▶ Saved data entries:

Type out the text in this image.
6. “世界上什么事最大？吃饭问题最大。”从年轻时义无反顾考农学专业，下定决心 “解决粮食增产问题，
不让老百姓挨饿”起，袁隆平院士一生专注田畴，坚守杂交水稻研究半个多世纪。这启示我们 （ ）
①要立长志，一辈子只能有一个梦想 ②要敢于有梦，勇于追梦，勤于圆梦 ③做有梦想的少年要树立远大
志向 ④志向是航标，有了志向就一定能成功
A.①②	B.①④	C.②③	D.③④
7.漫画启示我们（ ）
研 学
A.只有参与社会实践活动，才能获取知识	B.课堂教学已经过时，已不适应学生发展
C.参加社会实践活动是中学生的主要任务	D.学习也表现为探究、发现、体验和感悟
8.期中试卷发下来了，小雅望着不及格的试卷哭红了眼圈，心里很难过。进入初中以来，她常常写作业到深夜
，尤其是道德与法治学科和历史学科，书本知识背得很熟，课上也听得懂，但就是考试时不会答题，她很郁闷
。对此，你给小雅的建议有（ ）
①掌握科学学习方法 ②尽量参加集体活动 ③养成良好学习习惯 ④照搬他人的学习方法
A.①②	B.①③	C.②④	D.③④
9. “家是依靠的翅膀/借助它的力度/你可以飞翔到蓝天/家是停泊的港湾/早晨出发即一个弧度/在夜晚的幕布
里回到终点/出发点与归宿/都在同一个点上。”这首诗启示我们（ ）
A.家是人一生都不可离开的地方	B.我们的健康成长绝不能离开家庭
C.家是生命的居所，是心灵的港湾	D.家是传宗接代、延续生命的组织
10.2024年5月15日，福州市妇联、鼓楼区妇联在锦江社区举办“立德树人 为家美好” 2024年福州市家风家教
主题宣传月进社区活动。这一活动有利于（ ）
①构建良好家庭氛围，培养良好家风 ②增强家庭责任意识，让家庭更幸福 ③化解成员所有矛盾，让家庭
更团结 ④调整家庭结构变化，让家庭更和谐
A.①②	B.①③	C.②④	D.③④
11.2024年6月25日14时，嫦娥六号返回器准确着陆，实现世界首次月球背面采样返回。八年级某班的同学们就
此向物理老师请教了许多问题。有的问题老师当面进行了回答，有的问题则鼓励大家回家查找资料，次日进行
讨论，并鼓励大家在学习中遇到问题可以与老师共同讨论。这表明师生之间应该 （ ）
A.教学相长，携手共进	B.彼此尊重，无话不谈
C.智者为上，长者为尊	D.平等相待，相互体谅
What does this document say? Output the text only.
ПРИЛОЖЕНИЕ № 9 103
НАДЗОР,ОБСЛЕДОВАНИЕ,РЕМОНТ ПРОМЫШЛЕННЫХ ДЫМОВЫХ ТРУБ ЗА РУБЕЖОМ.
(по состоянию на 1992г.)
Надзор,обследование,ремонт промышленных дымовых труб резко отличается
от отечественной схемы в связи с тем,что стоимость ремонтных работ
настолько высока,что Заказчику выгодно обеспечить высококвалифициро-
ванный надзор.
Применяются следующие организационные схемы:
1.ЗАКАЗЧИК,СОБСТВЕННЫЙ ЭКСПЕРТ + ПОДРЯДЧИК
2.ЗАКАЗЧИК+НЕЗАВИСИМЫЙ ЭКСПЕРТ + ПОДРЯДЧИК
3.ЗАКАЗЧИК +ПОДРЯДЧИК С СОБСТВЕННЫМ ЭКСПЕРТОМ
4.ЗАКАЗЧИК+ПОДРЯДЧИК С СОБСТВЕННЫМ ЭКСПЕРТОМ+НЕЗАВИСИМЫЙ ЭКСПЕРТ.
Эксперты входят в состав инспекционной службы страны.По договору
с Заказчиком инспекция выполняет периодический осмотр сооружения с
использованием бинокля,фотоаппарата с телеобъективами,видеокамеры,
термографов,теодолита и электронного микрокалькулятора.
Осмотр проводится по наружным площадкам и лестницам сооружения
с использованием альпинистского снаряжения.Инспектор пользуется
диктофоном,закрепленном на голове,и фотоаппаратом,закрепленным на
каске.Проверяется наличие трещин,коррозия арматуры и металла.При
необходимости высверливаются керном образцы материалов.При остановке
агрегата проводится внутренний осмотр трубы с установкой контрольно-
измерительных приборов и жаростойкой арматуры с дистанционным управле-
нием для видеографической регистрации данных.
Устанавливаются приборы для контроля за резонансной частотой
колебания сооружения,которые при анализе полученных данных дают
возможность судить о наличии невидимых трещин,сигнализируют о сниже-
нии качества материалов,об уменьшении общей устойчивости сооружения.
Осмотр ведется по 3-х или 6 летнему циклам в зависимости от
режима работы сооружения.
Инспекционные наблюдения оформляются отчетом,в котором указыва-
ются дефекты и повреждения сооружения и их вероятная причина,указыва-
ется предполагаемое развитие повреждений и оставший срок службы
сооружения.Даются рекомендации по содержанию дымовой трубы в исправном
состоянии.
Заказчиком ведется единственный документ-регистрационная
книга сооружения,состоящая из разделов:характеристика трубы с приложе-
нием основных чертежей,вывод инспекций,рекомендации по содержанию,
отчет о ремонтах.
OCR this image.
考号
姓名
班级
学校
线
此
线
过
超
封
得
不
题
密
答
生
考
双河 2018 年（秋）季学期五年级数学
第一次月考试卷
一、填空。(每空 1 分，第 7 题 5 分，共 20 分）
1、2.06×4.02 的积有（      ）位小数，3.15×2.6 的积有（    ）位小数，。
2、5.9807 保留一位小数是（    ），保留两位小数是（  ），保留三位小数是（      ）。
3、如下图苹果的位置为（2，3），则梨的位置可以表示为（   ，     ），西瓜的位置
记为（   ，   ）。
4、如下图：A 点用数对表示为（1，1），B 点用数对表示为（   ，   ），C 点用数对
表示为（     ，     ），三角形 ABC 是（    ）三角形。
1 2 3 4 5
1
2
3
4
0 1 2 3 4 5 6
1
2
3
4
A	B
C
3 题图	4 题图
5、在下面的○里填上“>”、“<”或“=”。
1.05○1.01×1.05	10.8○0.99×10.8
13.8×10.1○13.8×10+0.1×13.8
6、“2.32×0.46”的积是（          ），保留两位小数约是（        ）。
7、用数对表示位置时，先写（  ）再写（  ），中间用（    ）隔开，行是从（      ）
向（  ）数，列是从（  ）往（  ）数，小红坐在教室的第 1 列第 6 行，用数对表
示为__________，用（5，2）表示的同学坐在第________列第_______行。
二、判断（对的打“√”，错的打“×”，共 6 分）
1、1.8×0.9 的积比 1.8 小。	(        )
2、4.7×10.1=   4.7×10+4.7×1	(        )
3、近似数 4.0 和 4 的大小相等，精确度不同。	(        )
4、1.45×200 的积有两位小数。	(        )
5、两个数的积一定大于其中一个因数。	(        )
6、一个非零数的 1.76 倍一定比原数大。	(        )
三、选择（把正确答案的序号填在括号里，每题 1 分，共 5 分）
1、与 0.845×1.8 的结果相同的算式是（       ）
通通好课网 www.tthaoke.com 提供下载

▶ WRITTEN INSTRUCTION:
List every line in the records above that contains the word "ЭКСПЕРТОМ".

▶ WRITTEN SOLUTION:
3.ЗАКАЗЧИК +ПОДРЯДЧИК С СОБСТВЕННЫМ ЭКСПЕРТОМ
4.ЗАКАЗЧИК+ПОДРЯДЧИК С СОБСТВЕННЫМ ЭКСПЕРТОМ+НЕЗАВИСИМЫЙ ЭКСПЕРТ.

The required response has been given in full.